>>>>>

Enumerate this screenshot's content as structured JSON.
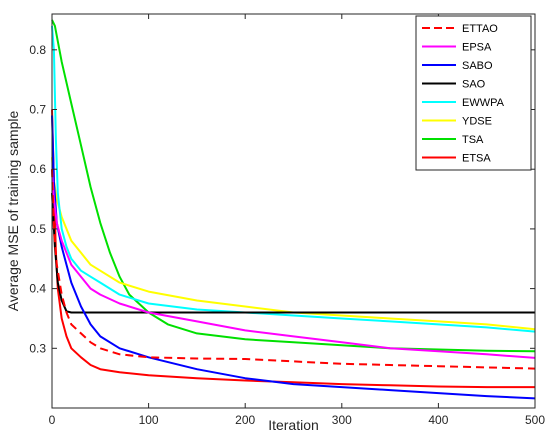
{
  "chart_data": {
    "type": "line",
    "xlabel": "Iteration",
    "ylabel": "Average MSE of training sample",
    "xlim": [
      0,
      500
    ],
    "ylim": [
      0.2,
      0.86
    ],
    "xticks": [
      0,
      100,
      200,
      300,
      400,
      500
    ],
    "yticks": [
      0.3,
      0.4,
      0.5,
      0.6,
      0.7,
      0.8
    ],
    "xtick_labels": [
      "0",
      "100",
      "200",
      "300",
      "400",
      "500"
    ],
    "ytick_labels": [
      "0.3",
      "0.4",
      "0.5",
      "0.6",
      "0.7",
      "0.8"
    ],
    "grid": false,
    "legend_position": "top-right",
    "series": [
      {
        "name": "ETTAO",
        "color": "#ff0000",
        "dash": true,
        "x": [
          0,
          2,
          5,
          10,
          15,
          20,
          30,
          40,
          50,
          70,
          100,
          150,
          200,
          250,
          300,
          350,
          400,
          450,
          500
        ],
        "y": [
          0.6,
          0.5,
          0.44,
          0.39,
          0.36,
          0.34,
          0.325,
          0.31,
          0.3,
          0.29,
          0.285,
          0.283,
          0.282,
          0.278,
          0.274,
          0.272,
          0.27,
          0.268,
          0.266
        ]
      },
      {
        "name": "EPSA",
        "color": "#ff00ff",
        "dash": false,
        "x": [
          0,
          2,
          5,
          10,
          15,
          20,
          30,
          40,
          50,
          70,
          100,
          150,
          200,
          250,
          300,
          350,
          400,
          450,
          500
        ],
        "y": [
          0.6,
          0.55,
          0.51,
          0.48,
          0.46,
          0.44,
          0.42,
          0.4,
          0.39,
          0.375,
          0.36,
          0.345,
          0.33,
          0.32,
          0.31,
          0.3,
          0.295,
          0.29,
          0.284
        ]
      },
      {
        "name": "SABO",
        "color": "#0000ff",
        "dash": false,
        "x": [
          0,
          2,
          5,
          10,
          15,
          20,
          30,
          40,
          50,
          70,
          100,
          150,
          200,
          250,
          300,
          350,
          400,
          450,
          500
        ],
        "y": [
          0.69,
          0.58,
          0.51,
          0.47,
          0.44,
          0.41,
          0.37,
          0.34,
          0.32,
          0.3,
          0.285,
          0.265,
          0.25,
          0.24,
          0.235,
          0.23,
          0.225,
          0.22,
          0.216
        ]
      },
      {
        "name": "SAO",
        "color": "#000000",
        "dash": false,
        "x": [
          0,
          3,
          6,
          10,
          15,
          20,
          500
        ],
        "y": [
          0.56,
          0.47,
          0.41,
          0.38,
          0.362,
          0.36,
          0.36
        ]
      },
      {
        "name": "EWWPA",
        "color": "#00ffff",
        "dash": false,
        "x": [
          0,
          2,
          4,
          6,
          10,
          15,
          20,
          30,
          40,
          50,
          70,
          100,
          150,
          200,
          250,
          300,
          350,
          400,
          450,
          500
        ],
        "y": [
          0.84,
          0.8,
          0.65,
          0.56,
          0.5,
          0.47,
          0.45,
          0.43,
          0.42,
          0.41,
          0.39,
          0.375,
          0.365,
          0.36,
          0.355,
          0.35,
          0.345,
          0.34,
          0.335,
          0.328
        ]
      },
      {
        "name": "YDSE",
        "color": "#ffff00",
        "dash": false,
        "x": [
          0,
          2,
          5,
          10,
          15,
          20,
          30,
          40,
          50,
          70,
          100,
          150,
          200,
          250,
          300,
          350,
          400,
          450,
          500
        ],
        "y": [
          0.62,
          0.58,
          0.55,
          0.52,
          0.5,
          0.48,
          0.46,
          0.44,
          0.43,
          0.41,
          0.395,
          0.38,
          0.37,
          0.36,
          0.355,
          0.35,
          0.345,
          0.34,
          0.332
        ]
      },
      {
        "name": "TSA",
        "color": "#00e000",
        "dash": false,
        "x": [
          0,
          3,
          10,
          20,
          30,
          40,
          50,
          60,
          70,
          80,
          90,
          100,
          120,
          150,
          200,
          250,
          300,
          350,
          400,
          450,
          500
        ],
        "y": [
          0.85,
          0.84,
          0.78,
          0.71,
          0.64,
          0.57,
          0.51,
          0.46,
          0.42,
          0.39,
          0.375,
          0.36,
          0.34,
          0.325,
          0.315,
          0.31,
          0.305,
          0.3,
          0.298,
          0.296,
          0.295
        ]
      },
      {
        "name": "ETSA",
        "color": "#ff0000",
        "dash": false,
        "x": [
          0,
          2,
          4,
          6,
          10,
          15,
          20,
          30,
          40,
          50,
          70,
          100,
          150,
          200,
          250,
          300,
          350,
          400,
          450,
          500
        ],
        "y": [
          0.7,
          0.58,
          0.46,
          0.4,
          0.35,
          0.32,
          0.3,
          0.285,
          0.272,
          0.265,
          0.26,
          0.255,
          0.25,
          0.246,
          0.243,
          0.24,
          0.238,
          0.236,
          0.235,
          0.235
        ]
      }
    ]
  }
}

<<<<<

■ **Your objective**:
State how many lines of the listing hold the string "color"; reply with the number and nothing else.

■ **Finished task**:
8